:: Data to examine

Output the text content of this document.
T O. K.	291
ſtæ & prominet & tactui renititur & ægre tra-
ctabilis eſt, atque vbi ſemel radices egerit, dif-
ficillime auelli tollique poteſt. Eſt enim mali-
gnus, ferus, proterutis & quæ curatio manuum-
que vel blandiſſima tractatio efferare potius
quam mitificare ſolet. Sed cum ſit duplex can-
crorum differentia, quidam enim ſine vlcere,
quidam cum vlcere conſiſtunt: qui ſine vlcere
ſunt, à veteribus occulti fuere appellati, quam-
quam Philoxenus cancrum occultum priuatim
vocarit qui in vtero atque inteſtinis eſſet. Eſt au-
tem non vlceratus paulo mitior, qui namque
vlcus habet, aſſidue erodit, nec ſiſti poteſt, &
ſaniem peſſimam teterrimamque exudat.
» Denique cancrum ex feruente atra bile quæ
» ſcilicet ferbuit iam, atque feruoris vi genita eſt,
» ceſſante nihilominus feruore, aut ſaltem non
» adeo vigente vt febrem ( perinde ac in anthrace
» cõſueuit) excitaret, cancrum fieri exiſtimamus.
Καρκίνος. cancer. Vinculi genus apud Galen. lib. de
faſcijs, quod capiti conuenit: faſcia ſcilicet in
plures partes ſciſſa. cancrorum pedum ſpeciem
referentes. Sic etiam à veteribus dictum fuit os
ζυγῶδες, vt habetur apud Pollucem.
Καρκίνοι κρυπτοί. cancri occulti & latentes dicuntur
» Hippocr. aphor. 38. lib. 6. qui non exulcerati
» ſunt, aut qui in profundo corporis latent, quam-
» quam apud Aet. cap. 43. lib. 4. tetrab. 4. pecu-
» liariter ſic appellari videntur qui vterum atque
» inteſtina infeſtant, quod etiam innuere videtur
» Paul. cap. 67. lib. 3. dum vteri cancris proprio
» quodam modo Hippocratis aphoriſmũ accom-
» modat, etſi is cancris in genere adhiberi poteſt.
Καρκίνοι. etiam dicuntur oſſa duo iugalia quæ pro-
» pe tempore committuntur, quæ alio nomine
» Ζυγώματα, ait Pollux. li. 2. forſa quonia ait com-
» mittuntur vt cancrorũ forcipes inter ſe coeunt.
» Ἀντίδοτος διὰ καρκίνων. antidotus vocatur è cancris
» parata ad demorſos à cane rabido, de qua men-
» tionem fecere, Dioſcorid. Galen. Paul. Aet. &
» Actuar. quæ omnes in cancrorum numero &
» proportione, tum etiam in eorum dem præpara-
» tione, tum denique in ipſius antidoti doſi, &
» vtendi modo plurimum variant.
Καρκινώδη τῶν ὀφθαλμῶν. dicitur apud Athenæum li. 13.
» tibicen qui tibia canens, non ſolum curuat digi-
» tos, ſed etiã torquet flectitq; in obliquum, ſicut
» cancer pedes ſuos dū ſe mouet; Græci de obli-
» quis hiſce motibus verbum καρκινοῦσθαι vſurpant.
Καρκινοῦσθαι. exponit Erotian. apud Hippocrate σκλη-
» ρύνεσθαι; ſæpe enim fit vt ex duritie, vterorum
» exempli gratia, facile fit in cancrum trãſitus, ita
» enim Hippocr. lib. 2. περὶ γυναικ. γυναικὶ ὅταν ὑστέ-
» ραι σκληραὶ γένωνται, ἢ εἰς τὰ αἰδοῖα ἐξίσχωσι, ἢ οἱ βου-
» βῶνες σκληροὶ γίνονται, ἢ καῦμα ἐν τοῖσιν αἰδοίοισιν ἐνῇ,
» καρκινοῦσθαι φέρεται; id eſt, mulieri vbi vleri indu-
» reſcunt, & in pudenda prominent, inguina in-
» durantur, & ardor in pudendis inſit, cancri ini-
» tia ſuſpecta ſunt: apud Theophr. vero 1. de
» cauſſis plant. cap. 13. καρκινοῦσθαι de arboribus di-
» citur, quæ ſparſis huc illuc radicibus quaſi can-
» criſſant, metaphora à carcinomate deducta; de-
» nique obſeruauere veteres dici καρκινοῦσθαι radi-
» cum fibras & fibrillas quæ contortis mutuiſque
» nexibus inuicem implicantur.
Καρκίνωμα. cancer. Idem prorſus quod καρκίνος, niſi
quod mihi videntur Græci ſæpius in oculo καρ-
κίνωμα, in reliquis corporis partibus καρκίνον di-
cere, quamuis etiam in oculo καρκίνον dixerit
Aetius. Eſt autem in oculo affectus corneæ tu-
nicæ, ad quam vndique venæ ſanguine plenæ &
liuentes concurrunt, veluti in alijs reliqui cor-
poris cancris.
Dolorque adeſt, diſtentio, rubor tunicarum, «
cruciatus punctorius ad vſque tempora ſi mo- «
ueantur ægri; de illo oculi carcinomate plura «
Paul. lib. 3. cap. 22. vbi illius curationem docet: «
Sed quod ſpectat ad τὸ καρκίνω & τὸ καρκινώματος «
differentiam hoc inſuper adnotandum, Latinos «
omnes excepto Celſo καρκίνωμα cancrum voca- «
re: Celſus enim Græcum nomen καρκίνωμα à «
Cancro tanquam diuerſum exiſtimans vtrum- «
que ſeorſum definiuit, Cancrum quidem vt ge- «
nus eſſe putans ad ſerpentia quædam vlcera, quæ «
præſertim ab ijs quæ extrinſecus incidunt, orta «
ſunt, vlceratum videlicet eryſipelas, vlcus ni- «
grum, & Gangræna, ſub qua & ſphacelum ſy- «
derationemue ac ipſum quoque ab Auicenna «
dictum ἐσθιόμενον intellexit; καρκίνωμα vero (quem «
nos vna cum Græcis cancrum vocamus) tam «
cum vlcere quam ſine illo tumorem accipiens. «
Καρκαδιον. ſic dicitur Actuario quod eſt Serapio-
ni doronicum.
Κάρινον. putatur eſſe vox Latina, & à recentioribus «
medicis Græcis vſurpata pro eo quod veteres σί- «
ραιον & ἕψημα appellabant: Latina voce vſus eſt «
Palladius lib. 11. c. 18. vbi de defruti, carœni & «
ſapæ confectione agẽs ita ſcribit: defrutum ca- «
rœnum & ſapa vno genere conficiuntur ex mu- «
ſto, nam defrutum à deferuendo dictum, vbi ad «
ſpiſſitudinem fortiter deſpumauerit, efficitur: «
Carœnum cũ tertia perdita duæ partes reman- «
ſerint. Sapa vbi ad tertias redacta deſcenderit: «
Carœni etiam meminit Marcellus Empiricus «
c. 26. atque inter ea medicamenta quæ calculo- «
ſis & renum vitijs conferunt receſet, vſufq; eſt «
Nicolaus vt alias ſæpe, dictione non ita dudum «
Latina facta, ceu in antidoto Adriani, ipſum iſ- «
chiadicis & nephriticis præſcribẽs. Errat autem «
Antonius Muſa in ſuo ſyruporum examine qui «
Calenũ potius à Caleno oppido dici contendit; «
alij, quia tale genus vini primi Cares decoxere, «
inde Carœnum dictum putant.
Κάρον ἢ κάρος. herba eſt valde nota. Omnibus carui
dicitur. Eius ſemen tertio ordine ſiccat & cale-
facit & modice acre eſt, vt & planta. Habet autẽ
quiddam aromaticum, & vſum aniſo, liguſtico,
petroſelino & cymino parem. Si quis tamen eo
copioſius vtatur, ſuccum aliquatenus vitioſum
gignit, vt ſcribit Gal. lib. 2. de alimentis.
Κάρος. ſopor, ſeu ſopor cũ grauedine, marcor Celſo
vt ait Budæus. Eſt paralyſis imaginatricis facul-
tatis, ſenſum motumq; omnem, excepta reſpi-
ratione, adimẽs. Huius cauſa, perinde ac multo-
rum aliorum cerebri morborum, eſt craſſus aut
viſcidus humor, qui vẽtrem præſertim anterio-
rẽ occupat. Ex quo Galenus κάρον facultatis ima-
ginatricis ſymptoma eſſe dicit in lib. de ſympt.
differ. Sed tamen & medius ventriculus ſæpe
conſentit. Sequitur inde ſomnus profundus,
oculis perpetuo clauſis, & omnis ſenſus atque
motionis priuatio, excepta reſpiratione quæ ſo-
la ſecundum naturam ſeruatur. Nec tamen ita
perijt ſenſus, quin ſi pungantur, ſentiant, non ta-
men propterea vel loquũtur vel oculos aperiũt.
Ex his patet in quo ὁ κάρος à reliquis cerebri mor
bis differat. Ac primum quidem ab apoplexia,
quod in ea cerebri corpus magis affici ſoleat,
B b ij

::::

• [Directions for this task] Of the records above, copy each line that includes "corporis".

• [Worked solution]
» ſunt, aut qui in profundo corporis latent, quam-
κίνωμα, in reliquis corporis partibus καρκίνον di-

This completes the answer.